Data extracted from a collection

################

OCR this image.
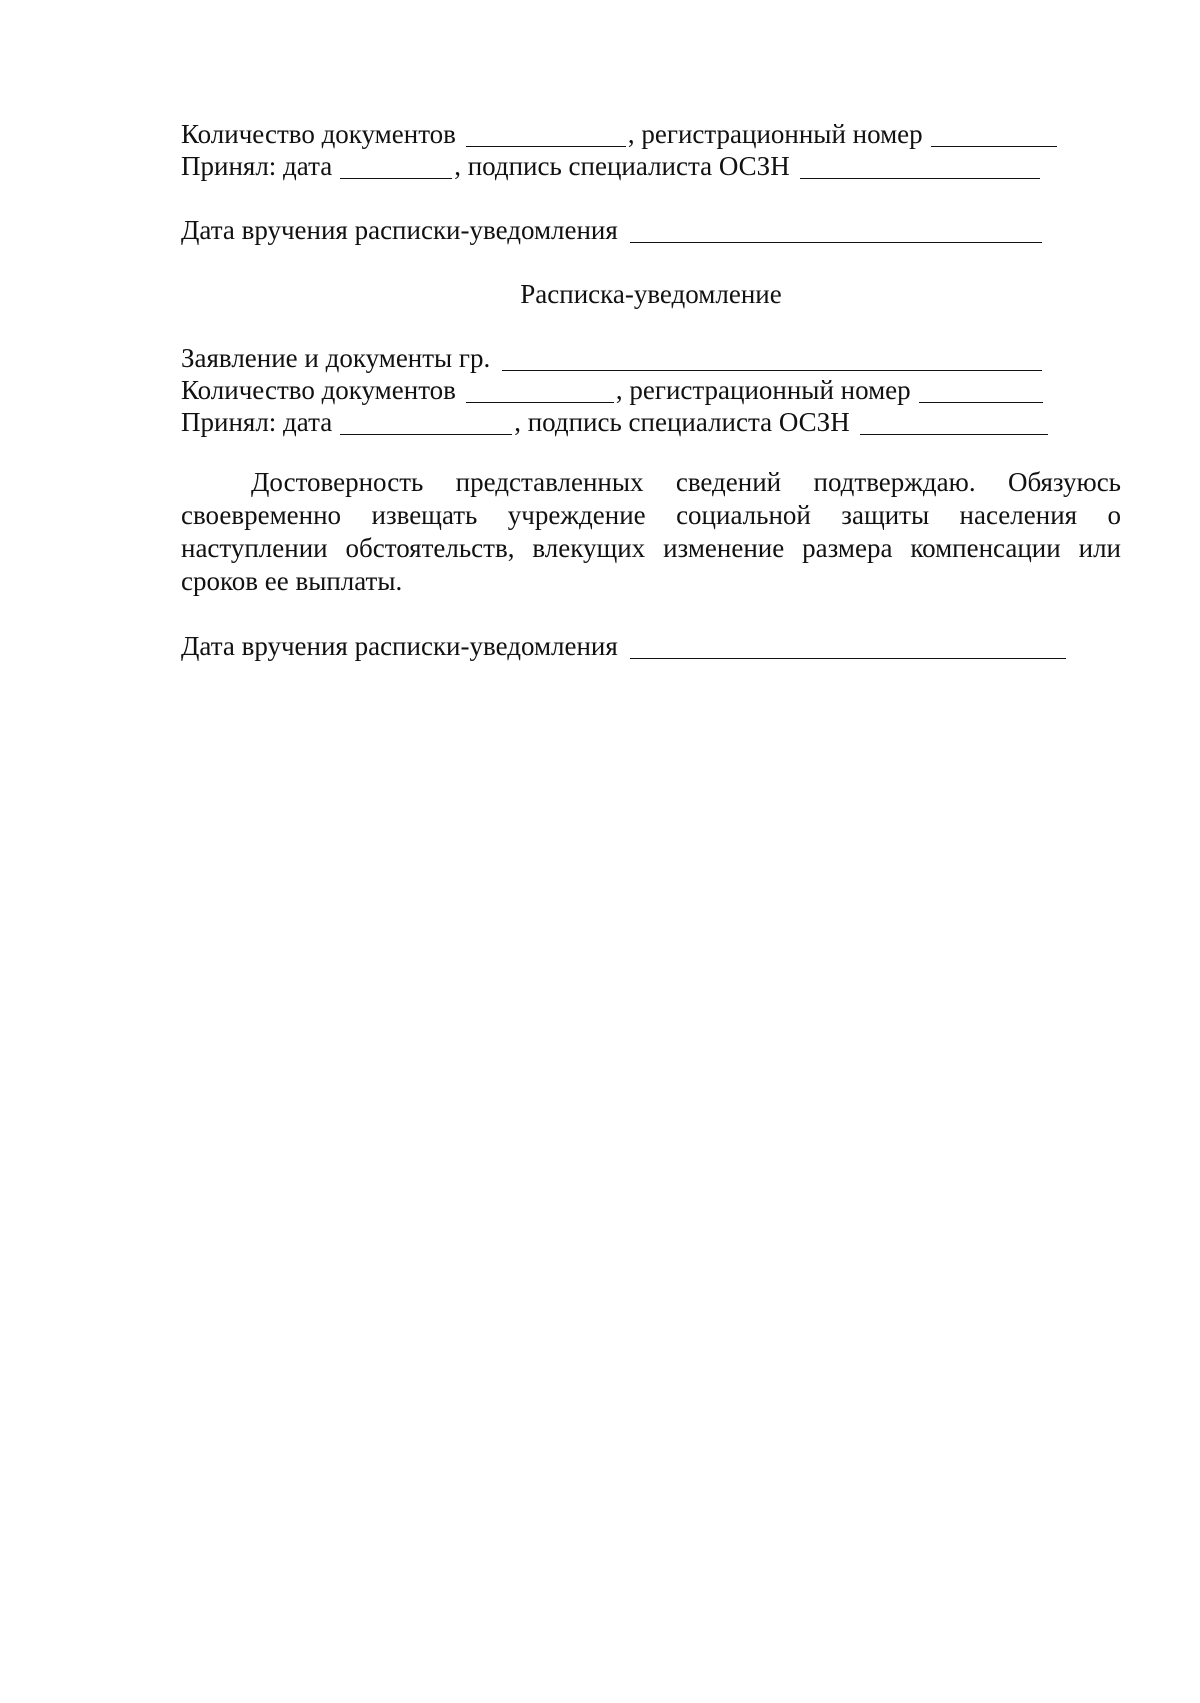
Количество документов	, регистрационный номер
Принял: дата	, подпись специалиста ОСЗН
Дата вручения расписки-уведомления
Расписка-уведомление
Заявление и документы гр.
Количество документов	, регистрационный номер
Принял: дата	, подпись специалиста ОСЗН
Достоверность представленных сведений подтверждаю. Обязуюсь своевременно извещать учреждение социальной защиты населения о наступлении обстоятельств, влекущих изменение размера компенсации или сроков ее выплаты.
Дата вручения расписки-уведомления
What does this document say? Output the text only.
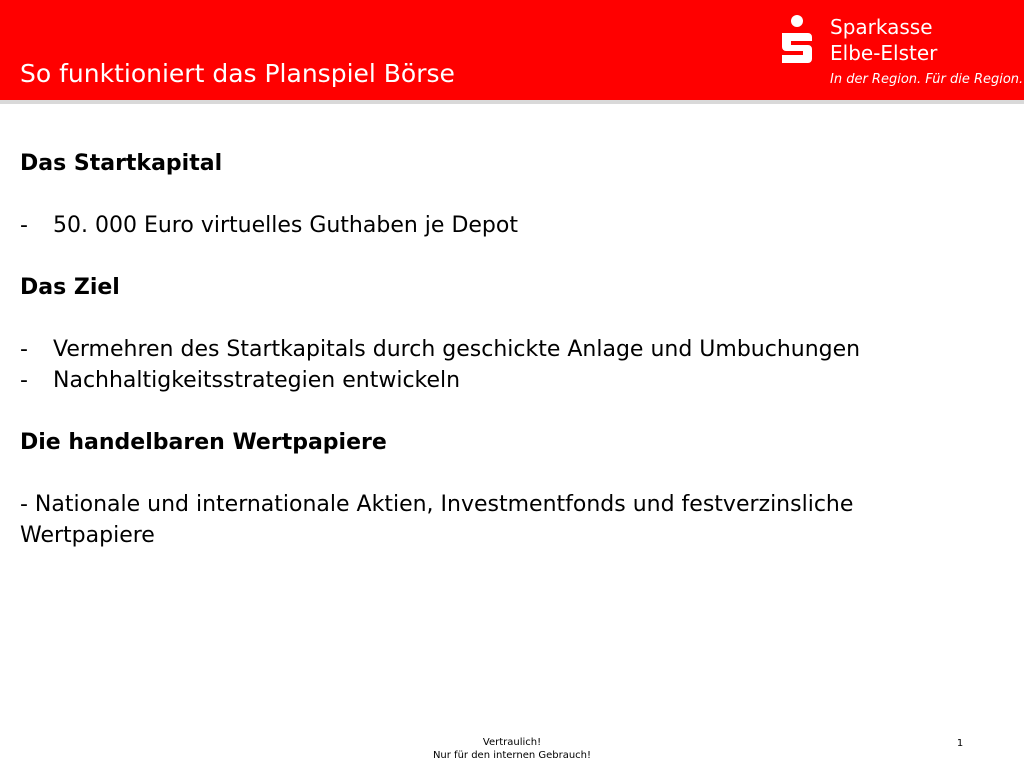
So funktioniert das Planspiel Börse
Sparkasse
Elbe-Elster
In der Region. Für die Region.
Das Startkapital
- 50. 000 Euro virtuelles Guthaben je Depot
Das Ziel
- Vermehren des Startkapitals durch geschickte Anlage und Umbuchungen
- Nachhaltigkeitsstrategien entwickeln
Die handelbaren Wertpapiere
- Nationale und internationale Aktien, Investmentfonds und festverzinsliche Wertpapiere
Vertraulich!
Nur für den internen Gebrauch!
1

################

SET PROBLEM –
Repeat each entry exactly. Pictures do not belong in the copy.

WORKED ANSWER –
OCR this image.
Количество документов	, регистрационный номер
Принял: дата	, подпись специалиста ОСЗН
Дата вручения расписки-уведомления
Расписка-уведомление
Заявление и документы гр.
Количество документов	, регистрационный номер
Принял: дата	, подпись специалиста ОСЗН
Достоверность представленных сведений подтверждаю. Обязуюсь своевременно извещать учреждение социальной защиты населения о наступлении обстоятельств, влекущих изменение размера компенсации или сроков ее выплаты.
Дата вручения расписки-уведомления
What does this document say? Output the text only.
So funktioniert das Planspiel Börse
Sparkasse
Elbe-Elster
In der Region. Für die Region.
Das Startkapital
- 50. 000 Euro virtuelles Guthaben je Depot
Das Ziel
- Vermehren des Startkapitals durch geschickte Anlage und Umbuchungen
- Nachhaltigkeitsstrategien entwickeln
Die handelbaren Wertpapiere
- Nationale und internationale Aktien, Investmentfonds und festverzinsliche Wertpapiere
Vertraulich!
Nur für den internen Gebrauch!
1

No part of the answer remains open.